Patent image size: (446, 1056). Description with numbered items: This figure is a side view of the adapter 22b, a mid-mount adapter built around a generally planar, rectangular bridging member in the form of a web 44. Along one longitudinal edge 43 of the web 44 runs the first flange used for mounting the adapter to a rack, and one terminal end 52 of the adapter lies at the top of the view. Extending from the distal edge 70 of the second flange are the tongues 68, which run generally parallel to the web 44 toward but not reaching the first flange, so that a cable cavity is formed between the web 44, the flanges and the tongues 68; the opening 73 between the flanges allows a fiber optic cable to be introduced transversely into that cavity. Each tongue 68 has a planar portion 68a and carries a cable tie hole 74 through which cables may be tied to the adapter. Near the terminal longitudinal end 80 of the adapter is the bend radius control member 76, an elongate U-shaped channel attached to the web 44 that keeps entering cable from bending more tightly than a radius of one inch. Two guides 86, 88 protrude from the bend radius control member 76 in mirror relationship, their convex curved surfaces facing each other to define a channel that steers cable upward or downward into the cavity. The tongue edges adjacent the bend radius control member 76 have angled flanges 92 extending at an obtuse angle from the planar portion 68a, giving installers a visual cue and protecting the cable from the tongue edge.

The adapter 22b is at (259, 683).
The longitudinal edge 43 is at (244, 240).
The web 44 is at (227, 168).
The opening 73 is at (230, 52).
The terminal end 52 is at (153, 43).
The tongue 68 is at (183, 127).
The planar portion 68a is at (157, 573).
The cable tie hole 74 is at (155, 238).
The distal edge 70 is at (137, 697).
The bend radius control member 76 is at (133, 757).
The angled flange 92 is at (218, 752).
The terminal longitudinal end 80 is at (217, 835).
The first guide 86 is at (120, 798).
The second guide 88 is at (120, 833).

=== Exercise aim ===
Reproduce all of the data above verbatim, keeping every line unchanged.

=== Finished answer ===
Patent image size: (446, 1056). Description with numbered items: This figure is a side view of the adapter 22b, a mid-mount adapter built around a generally planar, rectangular bridging member in the form of a web 44. Along one longitudinal edge 43 of the web 44 runs the first flange used for mounting the adapter to a rack, and one terminal end 52 of the adapter lies at the top of the view. Extending from the distal edge 70 of the second flange are the tongues 68, which run generally parallel to the web 44 toward but not reaching the first flange, so that a cable cavity is formed between the web 44, the flanges and the tongues 68; the opening 73 between the flanges allows a fiber optic cable to be introduced transversely into that cavity. Each tongue 68 has a planar portion 68a and carries a cable tie hole 74 through which cables may be tied to the adapter. Near the terminal longitudinal end 80 of the adapter is the bend radius control member 76, an elongate U-shaped channel attached to the web 44 that keeps entering cable from bending more tightly than a radius of one inch. Two guides 86, 88 protrude from the bend radius control member 76 in mirror relationship, their convex curved surfaces facing each other to define a channel that steers cable upward or downward into the cavity. The tongue edges adjacent the bend radius control member 76 have angled flanges 92 extending at an obtuse angle from the planar portion 68a, giving installers a visual cue and protecting the cable from the tongue edge.

The adapter 22b is at (259, 683).
The longitudinal edge 43 is at (244, 240).
The web 44 is at (227, 168).
The opening 73 is at (230, 52).
The terminal end 52 is at (153, 43).
The tongue 68 is at (183, 127).
The planar portion 68a is at (157, 573).
The cable tie hole 74 is at (155, 238).
The distal edge 70 is at (137, 697).
The bend radius control member 76 is at (133, 757).
The angled flange 92 is at (218, 752).
The terminal longitudinal end 80 is at (217, 835).
The first guide 86 is at (120, 798).
The second guide 88 is at (120, 833).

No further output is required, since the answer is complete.